_Exercise inputs_
┌──

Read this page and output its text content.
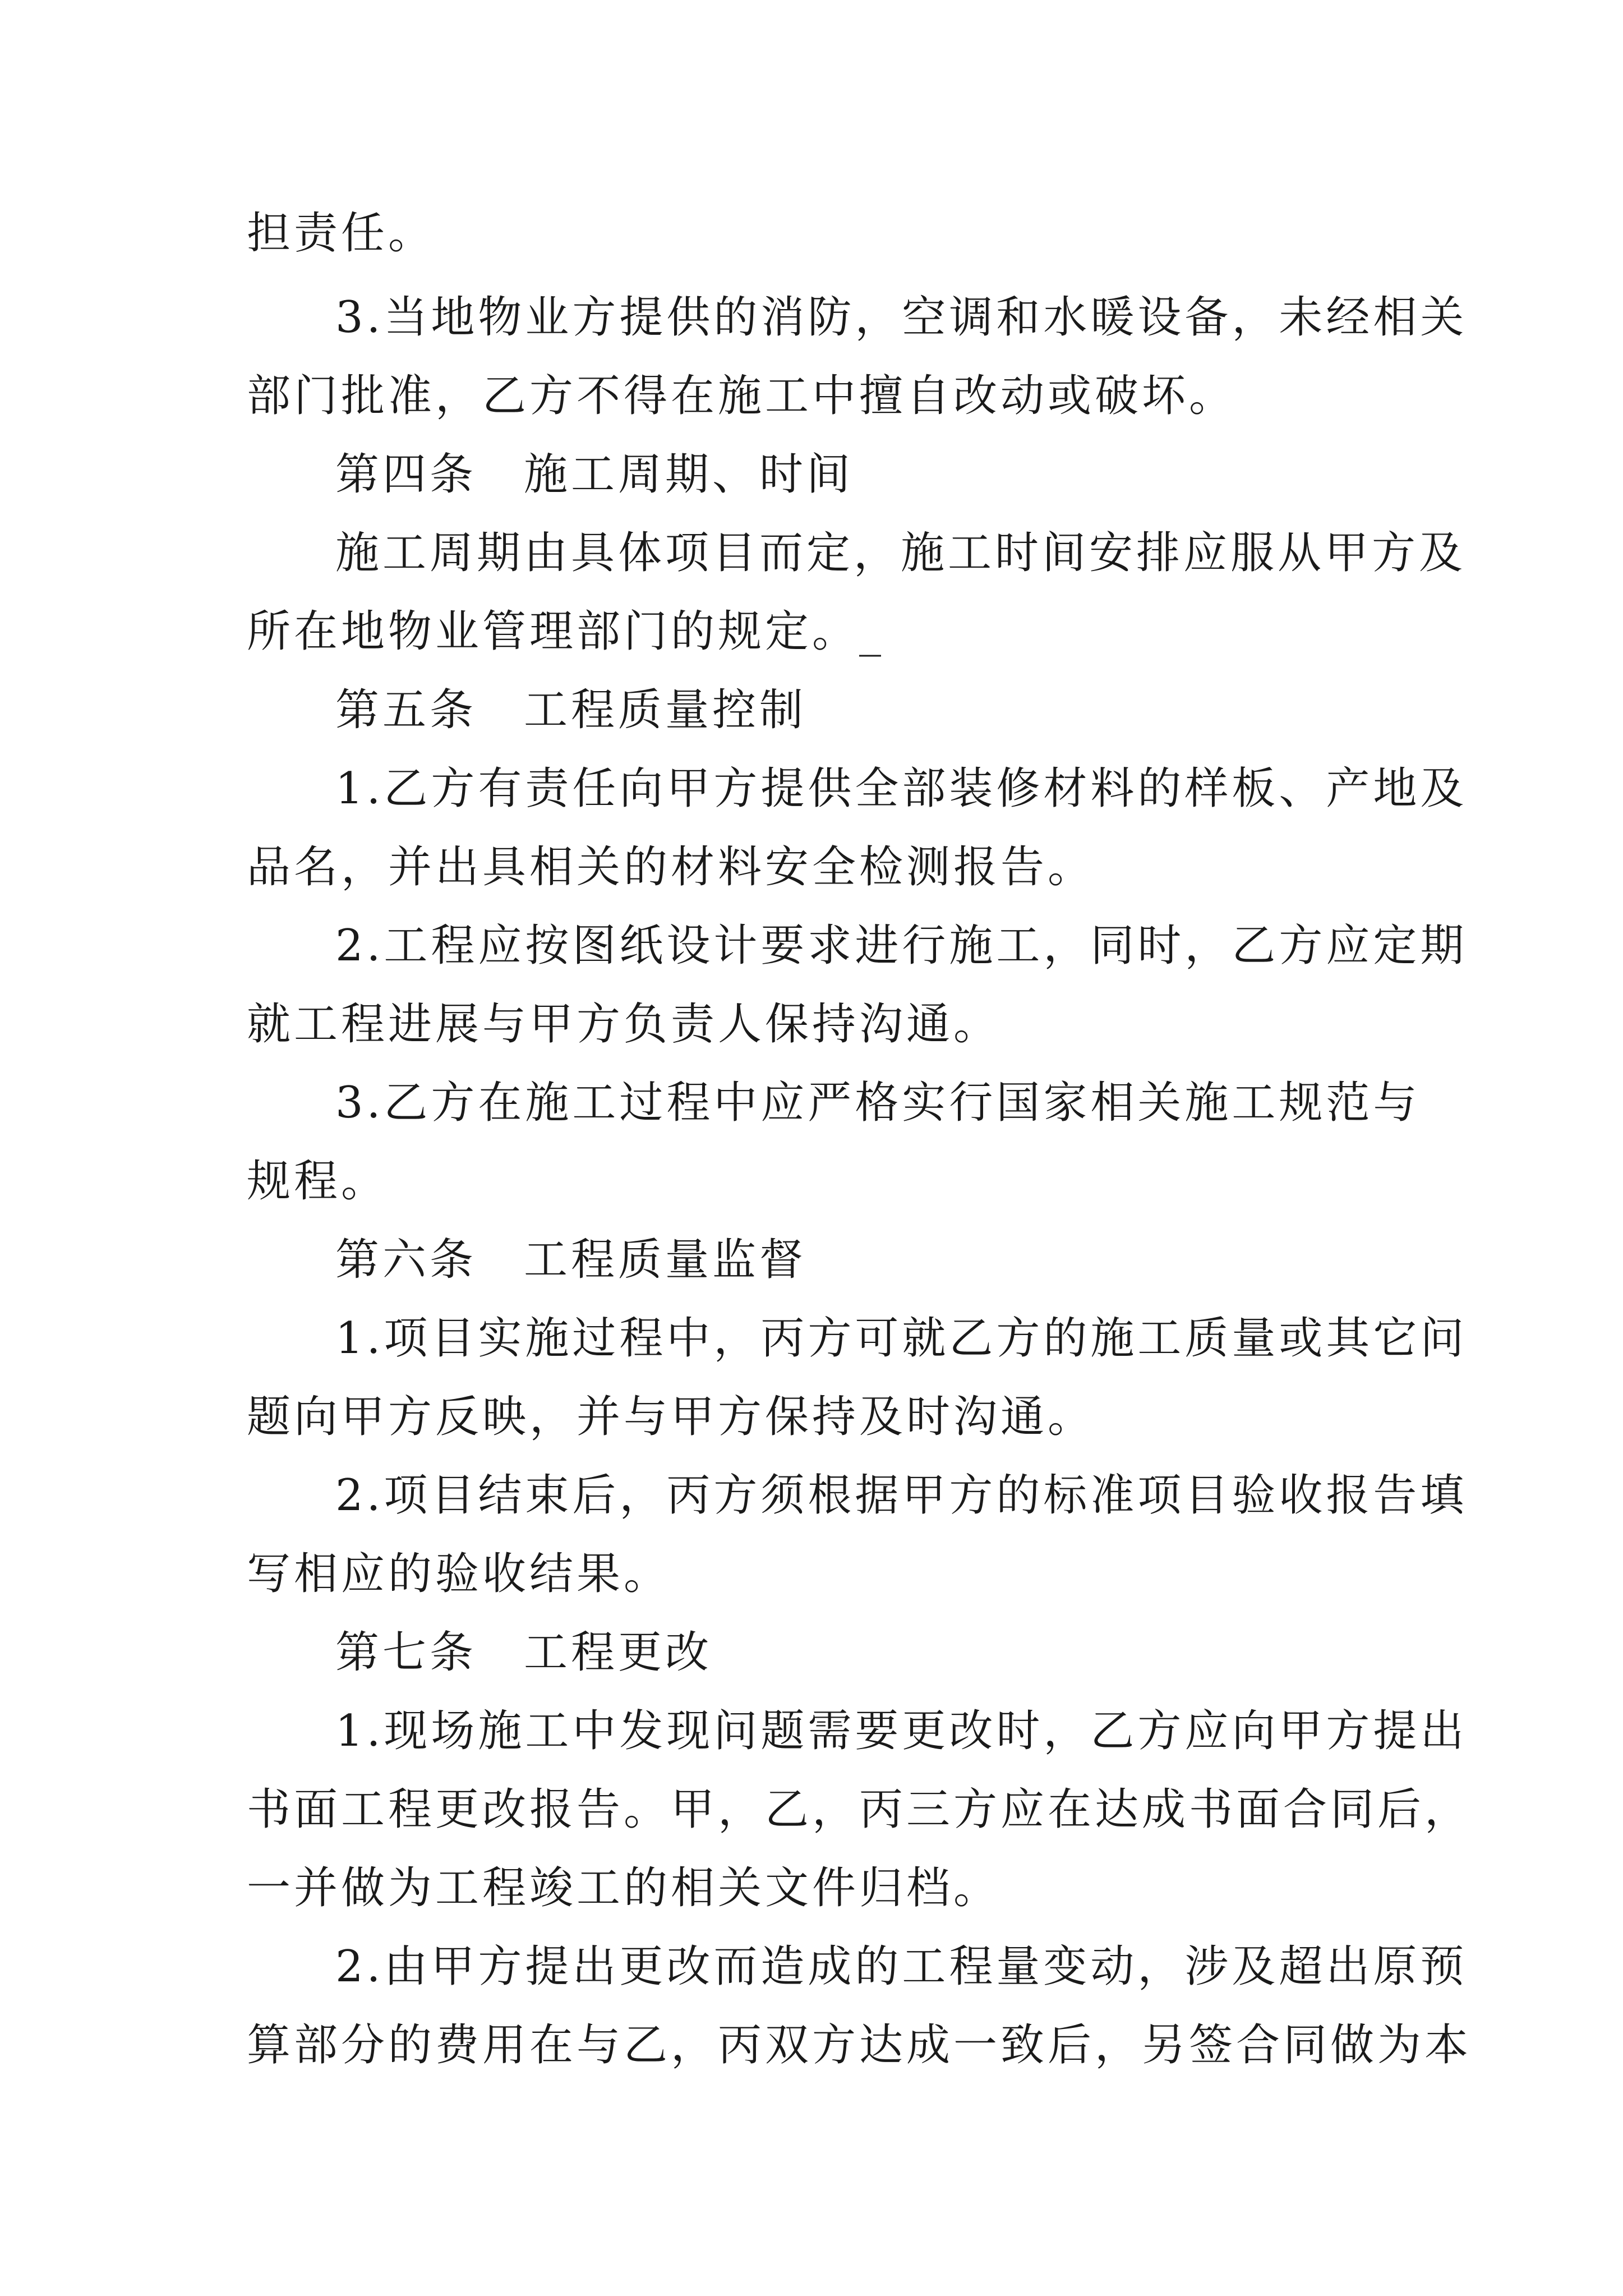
担责任。
3.当地物业方提供的消防，空调和水暖设备，未经相关
部门批准，乙方不得在施工中擅自改动或破坏。
第四条　施工周期、时间
施工周期由具体项目而定，施工时间安排应服从甲方及
所在地物业管理部门的规定。_
第五条　工程质量控制
1.乙方有责任向甲方提供全部装修材料的样板、产地及
品名，并出具相关的材料安全检测报告。
2.工程应按图纸设计要求进行施工，同时，乙方应定期
就工程进展与甲方负责人保持沟通。
3.乙方在施工过程中应严格实行国家相关施工规范与
规程。
第六条　工程质量监督
1.项目实施过程中，丙方可就乙方的施工质量或其它问
题向甲方反映，并与甲方保持及时沟通。
2.项目结束后，丙方须根据甲方的标准项目验收报告填
写相应的验收结果。
第七条　工程更改
1.现场施工中发现问题需要更改时，乙方应向甲方提出
书面工程更改报告。甲，乙，丙三方应在达成书面合同后，
一并做为工程竣工的相关文件归档。
2.由甲方提出更改而造成的工程量变动，涉及超出原预
算部分的费用在与乙，丙双方达成一致后，另签合同做为本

└──

_Stated problem_
Print all of the entries word for word. Skip any images they contain.

_Answer to this exercise_
Read this page and output its text content.
担责任。
3.当地物业方提供的消防，空调和水暖设备，未经相关
部门批准，乙方不得在施工中擅自改动或破坏。
第四条　施工周期、时间
施工周期由具体项目而定，施工时间安排应服从甲方及
所在地物业管理部门的规定。_
第五条　工程质量控制
1.乙方有责任向甲方提供全部装修材料的样板、产地及
品名，并出具相关的材料安全检测报告。
2.工程应按图纸设计要求进行施工，同时，乙方应定期
就工程进展与甲方负责人保持沟通。
3.乙方在施工过程中应严格实行国家相关施工规范与
规程。
第六条　工程质量监督
1.项目实施过程中，丙方可就乙方的施工质量或其它问
题向甲方反映，并与甲方保持及时沟通。
2.项目结束后，丙方须根据甲方的标准项目验收报告填
写相应的验收结果。
第七条　工程更改
1.现场施工中发现问题需要更改时，乙方应向甲方提出
书面工程更改报告。甲，乙，丙三方应在达成书面合同后，
一并做为工程竣工的相关文件归档。
2.由甲方提出更改而造成的工程量变动，涉及超出原预
算部分的费用在与乙，丙双方达成一致后，另签合同做为本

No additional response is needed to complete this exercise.